### [GOAL]
Output each entry exactly; skip nothing.

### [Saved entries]
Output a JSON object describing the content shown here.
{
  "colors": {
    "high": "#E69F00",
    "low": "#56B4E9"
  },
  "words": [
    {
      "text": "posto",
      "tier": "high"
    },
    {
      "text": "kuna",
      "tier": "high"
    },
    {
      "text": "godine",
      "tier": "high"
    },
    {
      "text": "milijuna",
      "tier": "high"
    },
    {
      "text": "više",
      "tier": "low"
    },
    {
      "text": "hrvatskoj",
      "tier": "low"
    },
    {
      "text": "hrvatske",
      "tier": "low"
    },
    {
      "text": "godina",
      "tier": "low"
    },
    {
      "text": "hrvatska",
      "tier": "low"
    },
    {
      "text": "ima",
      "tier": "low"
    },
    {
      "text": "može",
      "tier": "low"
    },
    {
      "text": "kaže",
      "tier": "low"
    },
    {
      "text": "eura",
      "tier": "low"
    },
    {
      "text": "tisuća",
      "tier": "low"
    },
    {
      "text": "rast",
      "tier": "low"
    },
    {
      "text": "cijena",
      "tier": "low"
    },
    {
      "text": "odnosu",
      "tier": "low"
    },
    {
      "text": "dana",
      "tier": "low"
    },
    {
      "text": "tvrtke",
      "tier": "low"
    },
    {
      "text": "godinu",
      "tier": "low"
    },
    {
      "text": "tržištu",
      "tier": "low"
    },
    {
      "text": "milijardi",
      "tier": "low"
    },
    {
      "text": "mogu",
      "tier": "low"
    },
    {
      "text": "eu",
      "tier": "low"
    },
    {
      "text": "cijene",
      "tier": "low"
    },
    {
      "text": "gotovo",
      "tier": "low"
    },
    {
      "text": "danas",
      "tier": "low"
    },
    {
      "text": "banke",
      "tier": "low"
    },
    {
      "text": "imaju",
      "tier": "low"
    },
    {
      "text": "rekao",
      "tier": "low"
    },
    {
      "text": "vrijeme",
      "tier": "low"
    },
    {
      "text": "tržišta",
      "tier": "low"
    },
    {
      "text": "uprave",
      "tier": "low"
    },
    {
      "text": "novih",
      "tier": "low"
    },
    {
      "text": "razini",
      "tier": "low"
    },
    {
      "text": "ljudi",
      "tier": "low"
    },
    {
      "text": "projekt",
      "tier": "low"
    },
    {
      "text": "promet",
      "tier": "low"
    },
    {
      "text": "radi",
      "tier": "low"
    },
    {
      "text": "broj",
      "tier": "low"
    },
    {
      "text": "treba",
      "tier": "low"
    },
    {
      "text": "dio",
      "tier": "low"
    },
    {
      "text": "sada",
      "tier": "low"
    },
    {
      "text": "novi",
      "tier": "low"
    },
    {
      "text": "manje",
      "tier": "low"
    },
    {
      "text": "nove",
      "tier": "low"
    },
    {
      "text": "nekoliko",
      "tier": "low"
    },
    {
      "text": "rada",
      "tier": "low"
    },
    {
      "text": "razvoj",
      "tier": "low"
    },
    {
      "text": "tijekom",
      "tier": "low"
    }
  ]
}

### [TASK RESULT]
Output a JSON object describing the content shown here.
{
  "colors": {
    "high": "#E69F00",
    "low": "#56B4E9"
  },
  "words": [
    {
      "text": "posto",
      "tier": "high"
    },
    {
      "text": "kuna",
      "tier": "high"
    },
    {
      "text": "godine",
      "tier": "high"
    },
    {
      "text": "milijuna",
      "tier": "high"
    },
    {
      "text": "više",
      "tier": "low"
    },
    {
      "text": "hrvatskoj",
      "tier": "low"
    },
    {
      "text": "hrvatske",
      "tier": "low"
    },
    {
      "text": "godina",
      "tier": "low"
    },
    {
      "text": "hrvatska",
      "tier": "low"
    },
    {
      "text": "ima",
      "tier": "low"
    },
    {
      "text": "može",
      "tier": "low"
    },
    {
      "text": "kaže",
      "tier": "low"
    },
    {
      "text": "eura",
      "tier": "low"
    },
    {
      "text": "tisuća",
      "tier": "low"
    },
    {
      "text": "rast",
      "tier": "low"
    },
    {
      "text": "cijena",
      "tier": "low"
    },
    {
      "text": "odnosu",
      "tier": "low"
    },
    {
      "text": "dana",
      "tier": "low"
    },
    {
      "text": "tvrtke",
      "tier": "low"
    },
    {
      "text": "godinu",
      "tier": "low"
    },
    {
      "text": "tržištu",
      "tier": "low"
    },
    {
      "text": "milijardi",
      "tier": "low"
    },
    {
      "text": "mogu",
      "tier": "low"
    },
    {
      "text": "eu",
      "tier": "low"
    },
    {
      "text": "cijene",
      "tier": "low"
    },
    {
      "text": "gotovo",
      "tier": "low"
    },
    {
      "text": "danas",
      "tier": "low"
    },
    {
      "text": "banke",
      "tier": "low"
    },
    {
      "text": "imaju",
      "tier": "low"
    },
    {
      "text": "rekao",
      "tier": "low"
    },
    {
      "text": "vrijeme",
      "tier": "low"
    },
    {
      "text": "tržišta",
      "tier": "low"
    },
    {
      "text": "uprave",
      "tier": "low"
    },
    {
      "text": "novih",
      "tier": "low"
    },
    {
      "text": "razini",
      "tier": "low"
    },
    {
      "text": "ljudi",
      "tier": "low"
    },
    {
      "text": "projekt",
      "tier": "low"
    },
    {
      "text": "promet",
      "tier": "low"
    },
    {
      "text": "radi",
      "tier": "low"
    },
    {
      "text": "broj",
      "tier": "low"
    },
    {
      "text": "treba",
      "tier": "low"
    },
    {
      "text": "dio",
      "tier": "low"
    },
    {
      "text": "sada",
      "tier": "low"
    },
    {
      "text": "novi",
      "tier": "low"
    },
    {
      "text": "manje",
      "tier": "low"
    },
    {
      "text": "nove",
      "tier": "low"
    },
    {
      "text": "nekoliko",
      "tier": "low"
    },
    {
      "text": "rada",
      "tier": "low"
    },
    {
      "text": "razvoj",
      "tier": "low"
    },
    {
      "text": "tijekom",
      "tier": "low"
    }
  ]
}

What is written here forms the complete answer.